» **提供データ**
>>
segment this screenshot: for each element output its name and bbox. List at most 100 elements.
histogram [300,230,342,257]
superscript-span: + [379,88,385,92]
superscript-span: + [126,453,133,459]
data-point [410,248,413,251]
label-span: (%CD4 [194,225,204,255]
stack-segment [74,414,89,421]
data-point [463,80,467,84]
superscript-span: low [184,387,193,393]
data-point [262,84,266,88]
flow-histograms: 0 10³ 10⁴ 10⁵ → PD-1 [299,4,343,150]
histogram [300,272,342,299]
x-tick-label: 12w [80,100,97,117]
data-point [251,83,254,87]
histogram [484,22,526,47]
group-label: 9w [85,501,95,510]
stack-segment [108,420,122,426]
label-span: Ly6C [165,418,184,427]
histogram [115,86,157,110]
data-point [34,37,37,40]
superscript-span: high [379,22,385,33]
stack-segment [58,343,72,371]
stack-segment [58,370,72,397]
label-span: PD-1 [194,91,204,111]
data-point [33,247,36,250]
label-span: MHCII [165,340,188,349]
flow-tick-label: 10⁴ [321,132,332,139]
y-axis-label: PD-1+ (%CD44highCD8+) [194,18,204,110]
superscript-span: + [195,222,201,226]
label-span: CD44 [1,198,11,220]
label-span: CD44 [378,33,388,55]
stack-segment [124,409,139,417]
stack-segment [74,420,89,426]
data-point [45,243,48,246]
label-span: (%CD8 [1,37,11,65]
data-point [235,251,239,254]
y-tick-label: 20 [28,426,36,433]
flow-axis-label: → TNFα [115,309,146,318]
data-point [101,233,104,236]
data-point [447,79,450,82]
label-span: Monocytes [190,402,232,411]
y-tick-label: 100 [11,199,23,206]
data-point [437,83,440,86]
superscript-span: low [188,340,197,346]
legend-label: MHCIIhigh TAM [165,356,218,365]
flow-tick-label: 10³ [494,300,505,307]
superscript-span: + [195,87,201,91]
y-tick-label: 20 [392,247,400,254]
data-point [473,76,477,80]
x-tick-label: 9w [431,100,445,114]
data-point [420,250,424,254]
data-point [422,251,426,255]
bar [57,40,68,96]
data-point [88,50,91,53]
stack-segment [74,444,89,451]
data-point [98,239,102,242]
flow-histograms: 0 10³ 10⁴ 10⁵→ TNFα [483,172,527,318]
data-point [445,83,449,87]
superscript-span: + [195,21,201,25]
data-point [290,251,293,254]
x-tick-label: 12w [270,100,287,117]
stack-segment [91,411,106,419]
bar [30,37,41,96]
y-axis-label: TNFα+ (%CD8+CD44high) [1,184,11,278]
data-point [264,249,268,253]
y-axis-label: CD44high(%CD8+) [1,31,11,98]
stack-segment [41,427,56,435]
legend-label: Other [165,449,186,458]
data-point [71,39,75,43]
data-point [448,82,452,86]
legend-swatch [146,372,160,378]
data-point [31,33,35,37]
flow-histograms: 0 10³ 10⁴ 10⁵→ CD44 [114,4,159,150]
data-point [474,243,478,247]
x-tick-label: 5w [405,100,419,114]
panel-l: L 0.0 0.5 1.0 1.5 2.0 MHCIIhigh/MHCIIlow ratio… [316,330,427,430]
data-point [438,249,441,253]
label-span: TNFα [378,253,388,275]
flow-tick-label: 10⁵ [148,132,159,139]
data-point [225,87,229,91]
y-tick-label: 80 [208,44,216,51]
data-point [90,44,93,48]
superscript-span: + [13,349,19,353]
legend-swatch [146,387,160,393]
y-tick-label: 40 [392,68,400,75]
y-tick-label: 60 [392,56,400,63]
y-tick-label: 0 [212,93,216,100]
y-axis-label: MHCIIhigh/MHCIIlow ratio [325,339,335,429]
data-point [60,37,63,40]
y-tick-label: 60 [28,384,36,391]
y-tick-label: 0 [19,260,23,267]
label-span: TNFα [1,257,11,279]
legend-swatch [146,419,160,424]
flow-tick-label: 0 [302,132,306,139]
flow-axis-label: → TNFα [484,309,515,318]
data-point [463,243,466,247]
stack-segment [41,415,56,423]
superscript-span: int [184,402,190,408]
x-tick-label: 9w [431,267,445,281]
<<
上記のデータ全体を、1行につき1つの文字列とするJSONリストに変換してください。空行はリストに含めないでください。

[
  "segment this screenshot: for each element output its name and bbox. List at most 100 elements.",
  "histogram [300,230,342,257]",
  "superscript-span: + [379,88,385,92]",
  "superscript-span: + [126,453,133,459]",
  "data-point [410,248,413,251]",
  "label-span: (%CD4 [194,225,204,255]",
  "stack-segment [74,414,89,421]",
  "data-point [463,80,467,84]",
  "superscript-span: low [184,387,193,393]",
  "data-point [262,84,266,88]",
  "flow-histograms: 0 10³ 10⁴ 10⁵ → PD-1 [299,4,343,150]",
  "histogram [300,272,342,299]",
  "x-tick-label: 12w [80,100,97,117]",
  "data-point [251,83,254,87]",
  "histogram [484,22,526,47]",
  "group-label: 9w [85,501,95,510]",
  "stack-segment [108,420,122,426]",
  "label-span: Ly6C [165,418,184,427]",
  "histogram [115,86,157,110]",
  "data-point [34,37,37,40]",
  "superscript-span: high [379,22,385,33]",
  "stack-segment [58,343,72,371]",
  "stack-segment [58,370,72,397]",
  "label-span: PD-1 [194,91,204,111]",
  "data-point [33,247,36,250]",
  "label-span: MHCII [165,340,188,349]",
  "flow-tick-label: 10⁴ [321,132,332,139]",
  "y-axis-label: PD-1+ (%CD44highCD8+) [194,18,204,110]",
  "superscript-span: + [195,222,201,226]",
  "label-span: CD44 [1,198,11,220]",
  "label-span: CD44 [378,33,388,55]",
  "stack-segment [124,409,139,417]",
  "stack-segment [74,420,89,426]",
  "data-point [45,243,48,246]",
  "label-span: (%CD8 [1,37,11,65]",
  "data-point [235,251,239,254]",
  "y-tick-label: 20 [28,426,36,433]",
  "flow-axis-label: → TNFα [115,309,146,318]",
  "data-point [101,233,104,236]",
  "data-point [447,79,450,82]",
  "label-span: Monocytes [190,402,232,411]",
  "y-tick-label: 100 [11,199,23,206]",
  "data-point [437,83,440,86]",
  "superscript-span: low [188,340,197,346]",
  "legend-label: MHCIIhigh TAM [165,356,218,365]",
  "flow-tick-label: 10³ [494,300,505,307]",
  "superscript-span: + [195,87,201,91]",
  "y-tick-label: 20 [392,247,400,254]",
  "data-point [473,76,477,80]",
  "x-tick-label: 9w [431,100,445,114]",
  "data-point [420,250,424,254]",
  "data-point [422,251,426,255]",
  "bar [57,40,68,96]",
  "data-point [88,50,91,53]",
  "stack-segment [74,444,89,451]",
  "data-point [98,239,102,242]",
  "flow-histograms: 0 10³ 10⁴ 10⁵→ TNFα [483,172,527,318]",
  "data-point [445,83,449,87]",
  "superscript-span: + [195,21,201,25]",
  "data-point [290,251,293,254]",
  "x-tick-label: 12w [270,100,287,117]",
  "stack-segment [91,411,106,419]",
  "bar [30,37,41,96]",
  "y-axis-label: TNFα+ (%CD8+CD44high) [1,184,11,278]",
  "data-point [264,249,268,253]",
  "y-axis-label: CD44high(%CD8+) [1,31,11,98]",
  "stack-segment [41,427,56,435]",
  "legend-label: Other [165,449,186,458]",
  "data-point [71,39,75,43]",
  "data-point [448,82,452,86]",
  "legend-swatch [146,372,160,378]",
  "data-point [31,33,35,37]",
  "flow-histograms: 0 10³ 10⁴ 10⁵→ CD44 [114,4,159,150]",
  "data-point [474,243,478,247]",
  "x-tick-label: 5w [405,100,419,114]",
  "panel-l: L 0.0 0.5 1.0 1.5 2.0 MHCIIhigh/MHCIIlow ratio… [316,330,427,430]",
  "data-point [438,249,441,253]",
  "label-span: TNFα [378,253,388,275]",
  "flow-tick-label: 10⁵ [148,132,159,139]",
  "data-point [225,87,229,91]",
  "y-tick-label: 80 [208,44,216,51]",
  "data-point [90,44,93,48]",
  "superscript-span: + [13,349,19,353]",
  "legend-swatch [146,387,160,393]",
  "y-tick-label: 40 [392,68,400,75]",
  "y-tick-label: 60 [392,56,400,63]",
  "y-tick-label: 0 [212,93,216,100]",
  "y-axis-label: MHCIIhigh/MHCIIlow ratio [325,339,335,429]",
  "data-point [60,37,63,40]",
  "y-tick-label: 60 [28,384,36,391]",
  "y-tick-label: 0 [19,260,23,267]",
  "label-span: TNFα [1,257,11,279]",
  "legend-swatch [146,419,160,424]",
  "flow-tick-label: 0 [302,132,306,139]",
  "flow-axis-label: → TNFα [484,309,515,318]",
  "data-point [463,243,466,247]",
  "stack-segment [41,415,56,423]",
  "superscript-span: int [184,402,190,408]",
  "x-tick-label: 9w [431,267,445,281]"
]